**GIVEN PROBLEM**
Within the records that follow, find every line containing the string "come". Copy those lines.

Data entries
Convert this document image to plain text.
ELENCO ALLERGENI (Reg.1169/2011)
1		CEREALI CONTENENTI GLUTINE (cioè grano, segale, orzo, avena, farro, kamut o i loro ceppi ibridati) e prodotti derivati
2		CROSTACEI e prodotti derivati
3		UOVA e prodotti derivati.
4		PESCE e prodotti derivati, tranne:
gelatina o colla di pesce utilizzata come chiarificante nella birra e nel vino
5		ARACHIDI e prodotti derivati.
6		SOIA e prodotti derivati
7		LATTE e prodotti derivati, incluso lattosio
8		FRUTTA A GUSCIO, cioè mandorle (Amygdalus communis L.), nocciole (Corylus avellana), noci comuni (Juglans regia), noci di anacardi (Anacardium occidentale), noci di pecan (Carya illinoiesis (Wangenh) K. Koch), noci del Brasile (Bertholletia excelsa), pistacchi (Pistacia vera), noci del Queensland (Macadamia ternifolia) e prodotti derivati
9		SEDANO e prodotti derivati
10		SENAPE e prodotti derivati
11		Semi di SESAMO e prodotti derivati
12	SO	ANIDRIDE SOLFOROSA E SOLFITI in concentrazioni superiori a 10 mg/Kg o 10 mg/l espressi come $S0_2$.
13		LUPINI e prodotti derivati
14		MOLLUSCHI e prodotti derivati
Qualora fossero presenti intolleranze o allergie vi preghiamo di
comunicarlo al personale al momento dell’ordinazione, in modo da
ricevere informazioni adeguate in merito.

==

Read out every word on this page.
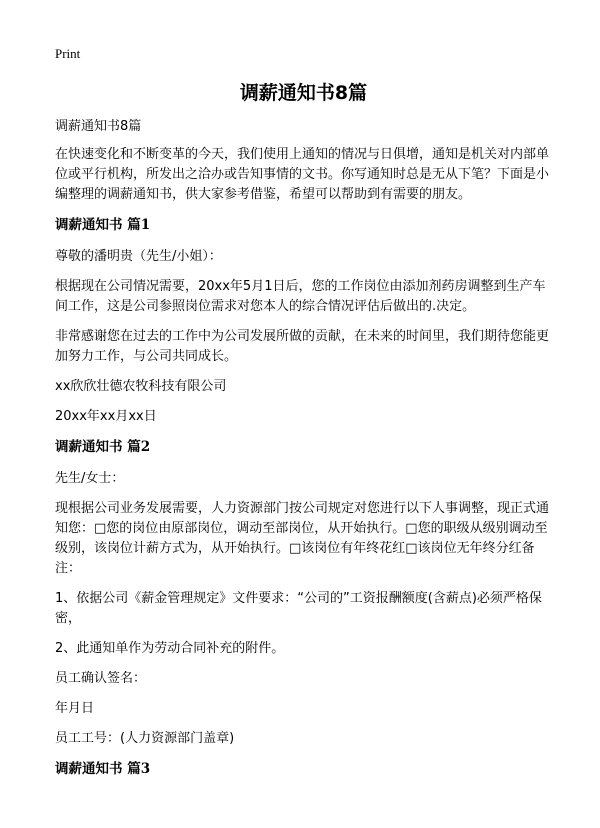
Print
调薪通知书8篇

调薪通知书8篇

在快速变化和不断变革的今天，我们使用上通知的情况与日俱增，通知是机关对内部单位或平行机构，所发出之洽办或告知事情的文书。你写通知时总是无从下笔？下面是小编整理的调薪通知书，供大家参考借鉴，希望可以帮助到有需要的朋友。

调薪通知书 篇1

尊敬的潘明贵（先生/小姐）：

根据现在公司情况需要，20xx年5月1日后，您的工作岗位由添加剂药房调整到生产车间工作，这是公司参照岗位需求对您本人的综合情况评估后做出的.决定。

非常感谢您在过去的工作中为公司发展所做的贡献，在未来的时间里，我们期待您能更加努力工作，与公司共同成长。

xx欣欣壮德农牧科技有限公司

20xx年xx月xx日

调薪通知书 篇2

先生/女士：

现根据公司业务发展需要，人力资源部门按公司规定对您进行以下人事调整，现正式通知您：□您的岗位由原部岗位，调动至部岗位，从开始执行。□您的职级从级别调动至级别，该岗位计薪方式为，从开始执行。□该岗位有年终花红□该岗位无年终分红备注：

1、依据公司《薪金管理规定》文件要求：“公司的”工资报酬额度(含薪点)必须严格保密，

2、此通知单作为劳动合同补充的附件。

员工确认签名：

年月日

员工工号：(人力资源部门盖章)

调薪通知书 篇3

**SOLUTION**
gelatina o colla di pesce utilizzata come chiarificante nella birra e nel vino
12	SO	ANIDRIDE SOLFOROSA E SOLFITI in concentrazioni superiori a 10 mg/Kg o 10 mg/l espressi come $S0_2$.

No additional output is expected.